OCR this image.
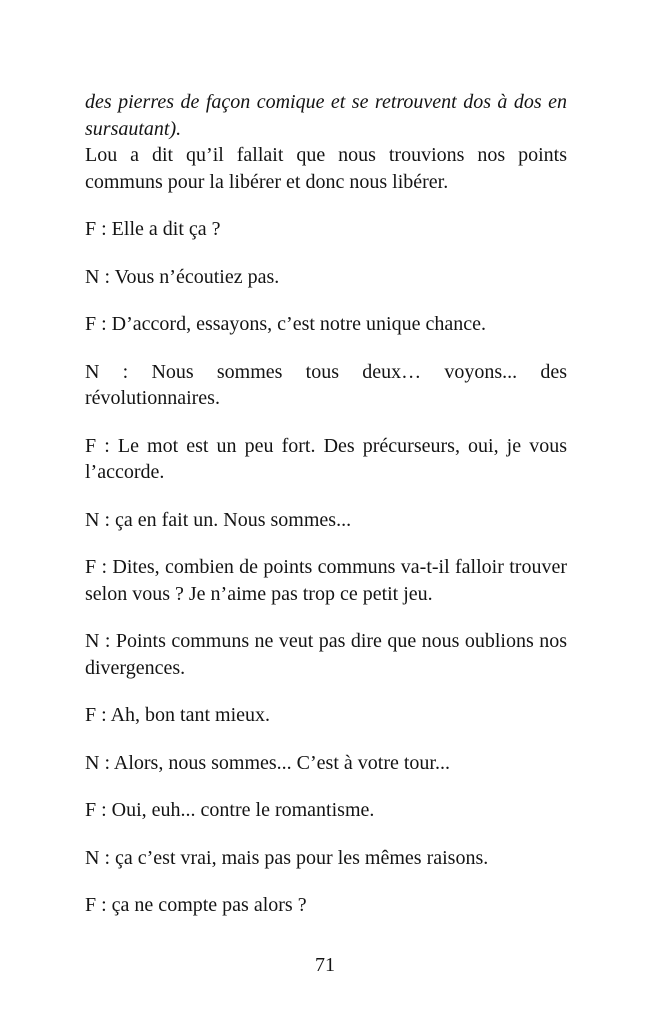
des pierres de façon comique et se retrouvent dos à dos en sursautant).

Lou a dit qu’il fallait que nous trouvions nos points communs pour la libérer et donc nous libérer.

F : Elle a dit ça ?

N : Vous n’écoutiez pas.

F : D’accord, essayons, c’est notre unique chance.

N : Nous sommes tous deux… voyons... des révolutionnaires.

F : Le mot est un peu fort. Des précurseurs, oui, je vous l’accorde.

N : ça en fait un. Nous sommes...

F : Dites, combien de points communs va-t-il falloir trouver selon vous ? Je n’aime pas trop ce petit jeu.

N : Points communs ne veut pas dire que nous oublions nos divergences.

F : Ah, bon tant mieux.

N : Alors, nous sommes... C’est à votre tour...

F : Oui, euh... contre le romantisme.

N : ça c’est vrai, mais pas pour les mêmes raisons.

F : ça ne compte pas alors ?

71
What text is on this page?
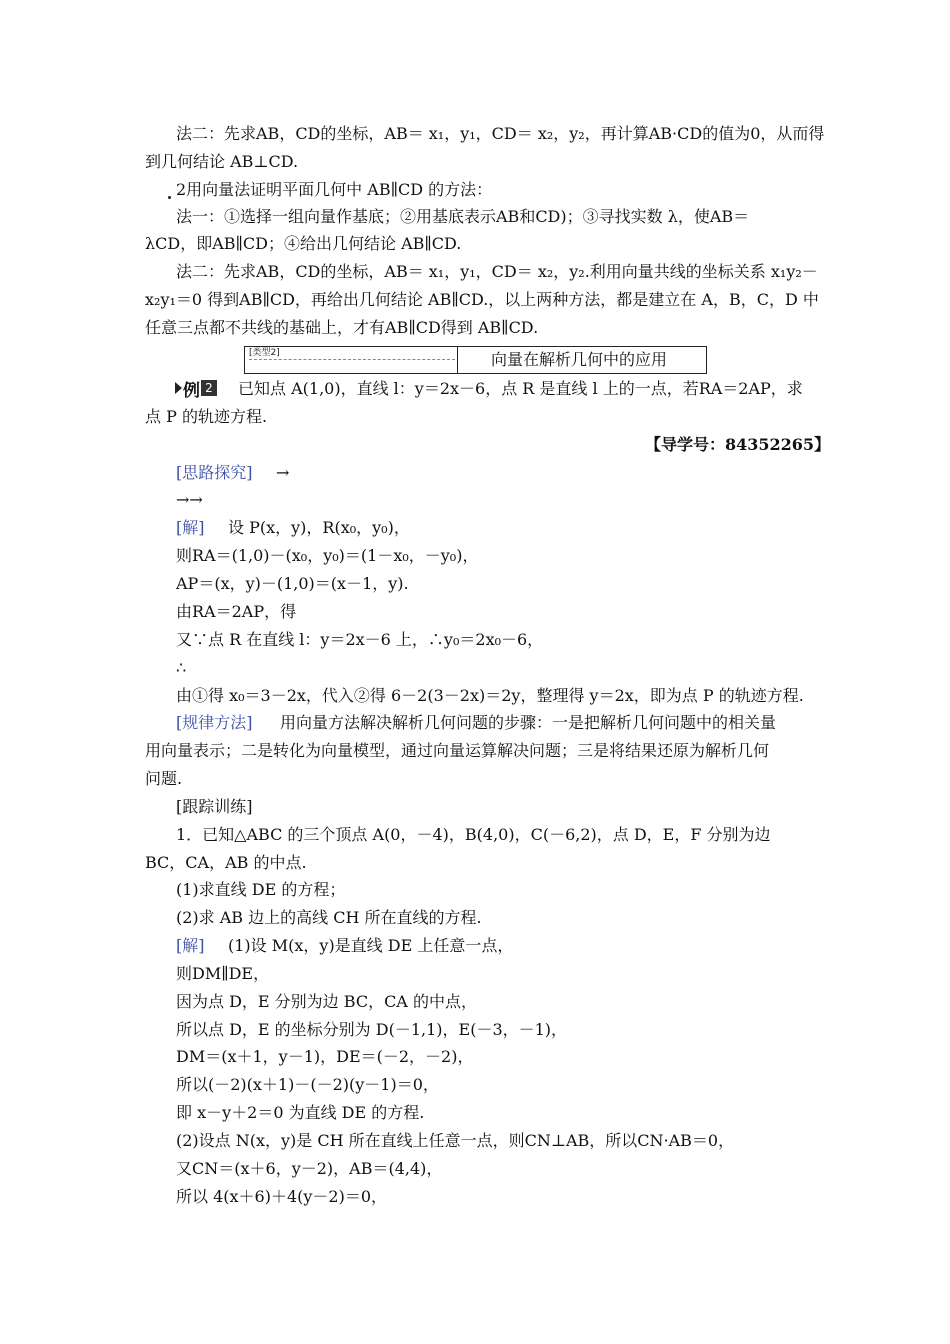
法二：先求AB，CD的坐标，AB＝ x₁，y₁，CD＝ x₂，y₂，再计算AB·CD的值为0，从而得
到几何结论 AB⊥CD.
2用向量法证明平面几何中 AB∥CD 的方法：
法一：①选择一组向量作基底；②用基底表示AB和CD)；③寻找实数 λ，使AB＝
λCD，即AB∥CD；④给出几何结论 AB∥CD.
法二：先求AB，CD的坐标，AB＝ x₁，y₁，CD＝ x₂，y₂.利用向量共线的坐标关系 x₁y₂－
x₂y₁＝0 得到AB∥CD，再给出几何结论 AB∥CD.，以上两种方法，都是建立在 A，B，C，D 中
任意三点都不共线的基础上，才有AB∥CD得到 AB∥CD.
[类型2]	向量在解析几何中的应用
例 2 已知点 A(1,0)，直线 l：y＝2x－6，点 R 是直线 l 上的一点，若RA＝2AP，求
点 P 的轨迹方程.
【导学号：84352265】
[思路探究] →
→→
[解] 设 P(x，y)，R(x₀，y₀)，
则RA＝(1,0)－(x₀，y₀)＝(1－x₀，－y₀)，
AP＝(x，y)－(1,0)＝(x－1，y).
由RA＝2AP，得
又∵点 R 在直线 l：y＝2x－6 上，∴y₀＝2x₀－6，
∴
由①得 x₀＝3－2x，代入②得 6－2(3－2x)＝2y，整理得 y＝2x，即为点 P 的轨迹方程.
[规律方法] 用向量方法解决解析几何问题的步骤：一是把解析几何问题中的相关量
用向量表示；二是转化为向量模型，通过向量运算解决问题；三是将结果还原为解析几何
问题.
[跟踪训练]
1．已知△ABC 的三个顶点 A(0，－4)，B(4,0)，C(－6,2)，点 D，E，F 分别为边
BC，CA，AB 的中点.
(1)求直线 DE 的方程；
(2)求 AB 边上的高线 CH 所在直线的方程.
[解] (1)设 M(x，y)是直线 DE 上任意一点，
则DM∥DE，
因为点 D，E 分别为边 BC，CA 的中点，
所以点 D，E 的坐标分别为 D(－1,1)，E(－3，－1)，
DM＝(x＋1，y－1)，DE＝(－2，－2)，
所以(－2)(x＋1)－(－2)(y－1)＝0，
即 x－y＋2＝0 为直线 DE 的方程.
(2)设点 N(x，y)是 CH 所在直线上任意一点，则CN⊥AB，所以CN·AB＝0，
又CN＝(x＋6，y－2)，AB＝(4,4)，
所以 4(x＋6)＋4(y－2)＝0，
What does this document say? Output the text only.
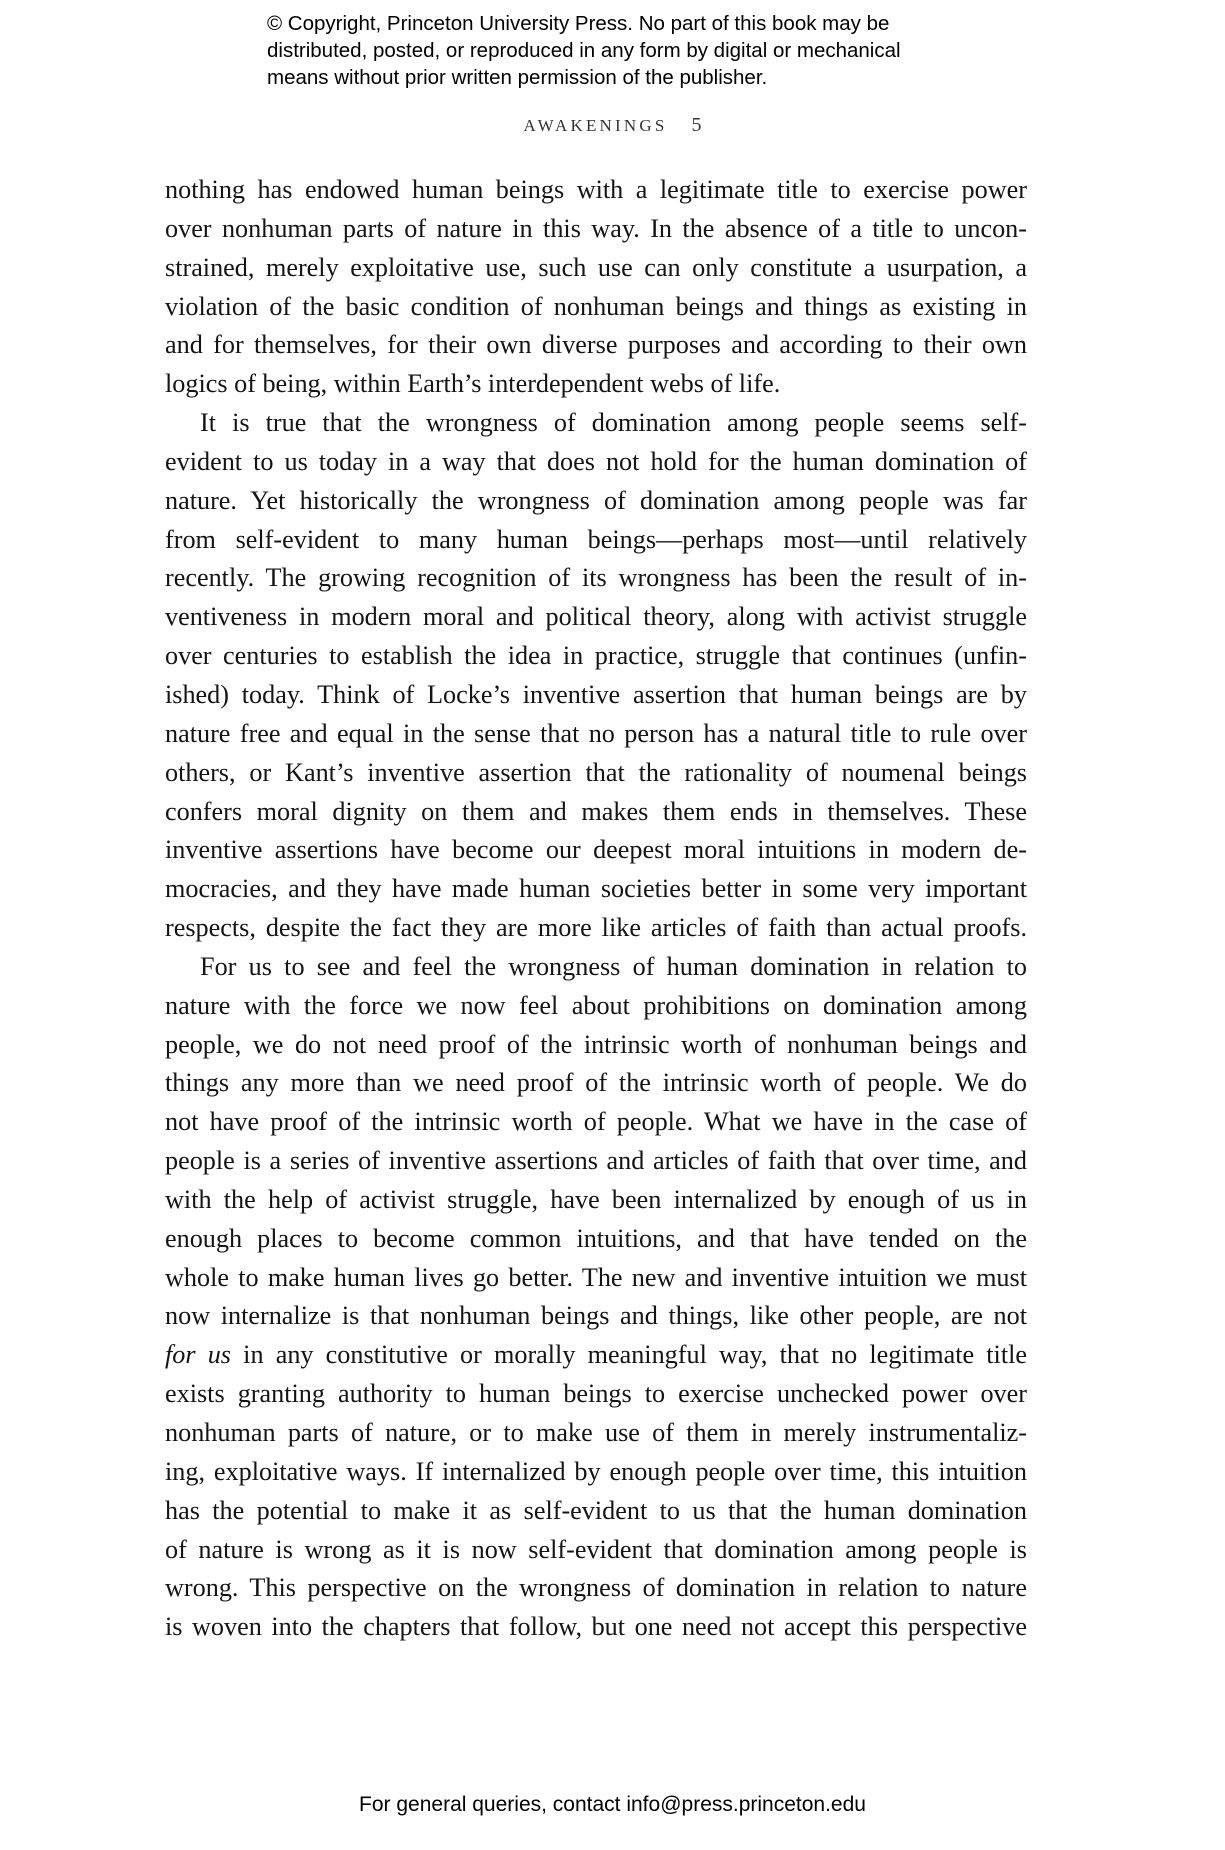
© Copyright, Princeton University Press. No part of this book may be
distributed, posted, or reproduced in any form by digital or mechanical
means without prior written permission of the publisher.
AWAKENINGS 5
nothing has endowed human beings with a legitimate title to exercise power
over nonhuman parts of nature in this way. In the absence of a title to uncon-
strained, merely exploitative use, such use can only constitute a usurpation, a
violation of the basic condition of nonhuman beings and things as existing in
and for themselves, for their own diverse purposes and according to their own
logics of being, within Earth’s interdependent webs of life.
It is true that the wrongness of domination among people seems self-
evident to us today in a way that does not hold for the human domination of
nature. Yet historically the wrongness of domination among people was far
from self-evident to many human beings—perhaps most—until relatively
recently. The growing recognition of its wrongness has been the result of in-
ventiveness in modern moral and political theory, along with activist struggle
over centuries to establish the idea in practice, struggle that continues (unfin-
ished) today. Think of Locke’s inventive assertion that human beings are by
nature free and equal in the sense that no person has a natural title to rule over
others, or Kant’s inventive assertion that the rationality of noumenal beings
confers moral dignity on them and makes them ends in themselves. These
inventive assertions have become our deepest moral intuitions in modern de-
mocracies, and they have made human societies better in some very important
respects, despite the fact they are more like articles of faith than actual proofs.
For us to see and feel the wrongness of human domination in relation to
nature with the force we now feel about prohibitions on domination among
people, we do not need proof of the intrinsic worth of nonhuman beings and
things any more than we need proof of the intrinsic worth of people. We do
not have proof of the intrinsic worth of people. What we have in the case of
people is a series of inventive assertions and articles of faith that over time, and
with the help of activist struggle, have been internalized by enough of us in
enough places to become common intuitions, and that have tended on the
whole to make human lives go better. The new and inventive intuition we must
now internalize is that nonhuman beings and things, like other people, are not
for us in any constitutive or morally meaningful way, that no legitimate title
exists granting authority to human beings to exercise unchecked power over
nonhuman parts of nature, or to make use of them in merely instrumentaliz-
ing, exploitative ways. If internalized by enough people over time, this intuition
has the potential to make it as self-evident to us that the human domination
of nature is wrong as it is now self-evident that domination among people is
wrong. This perspective on the wrongness of domination in relation to nature
is woven into the chapters that follow, but one need not accept this perspective
For general queries, contact info@press.princeton.edu
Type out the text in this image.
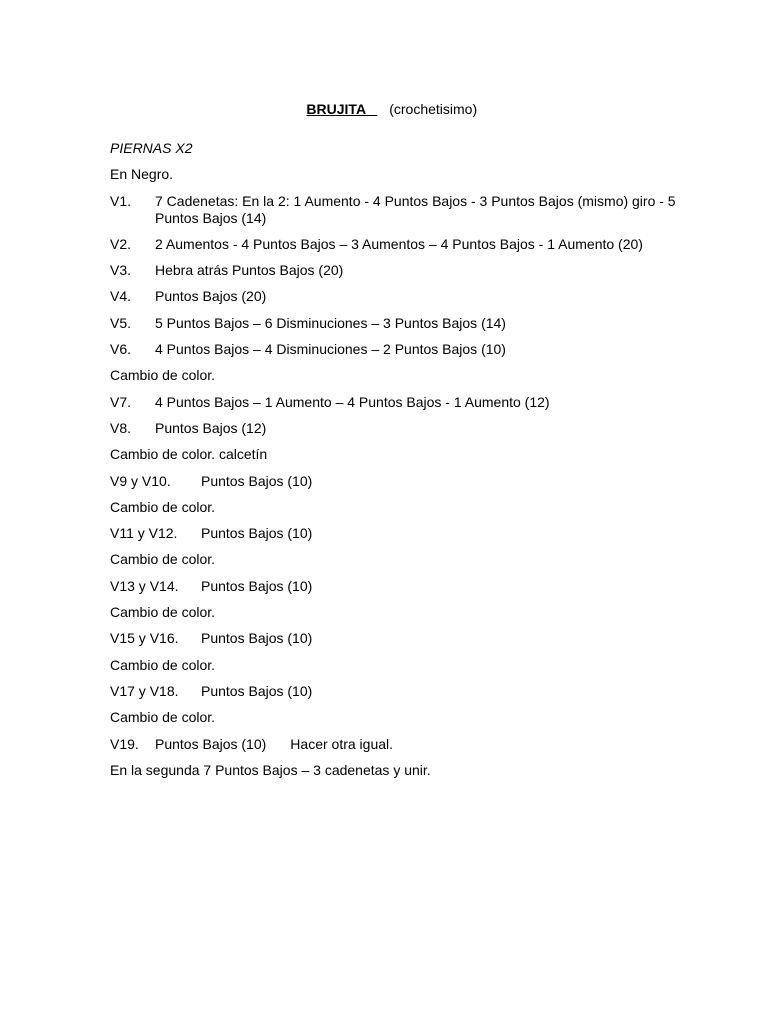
BRUJITA (crochetisimo)

PIERNAS X2
En Negro.
V1.	7 Cadenetas: En la 2: 1 Aumento - 4 Puntos Bajos - 3 Puntos Bajos (mismo) giro - 5 Puntos Bajos (14)
V2.	2 Aumentos - 4 Puntos Bajos – 3 Aumentos – 4 Puntos Bajos - 1 Aumento (20)
V3.	Hebra atrás Puntos Bajos (20)
V4.	Puntos Bajos (20)
V5.	5 Puntos Bajos – 6 Disminuciones – 3 Puntos Bajos (14)
V6.	4 Puntos Bajos – 4 Disminuciones – 2 Puntos Bajos (10)
Cambio de color.
V7.	4 Puntos Bajos – 1 Aumento – 4 Puntos Bajos - 1 Aumento (12)
V8.	Puntos Bajos (12)
Cambio de color. calcetín
V9 y V10.	Puntos Bajos (10)
Cambio de color.
V11 y V12.	Puntos Bajos (10)
Cambio de color.
V13 y V14.	Puntos Bajos (10)
Cambio de color.
V15 y V16.	Puntos Bajos (10)
Cambio de color.
V17 y V18.	Puntos Bajos (10)
Cambio de color.
V19.	Puntos Bajos (10) Hacer otra igual.
En la segunda 7 Puntos Bajos – 3 cadenetas y unir.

• Short exercise: Among the lines of the records above, count those holding the string "enough", and report only the number.

• Solution to the problem: 3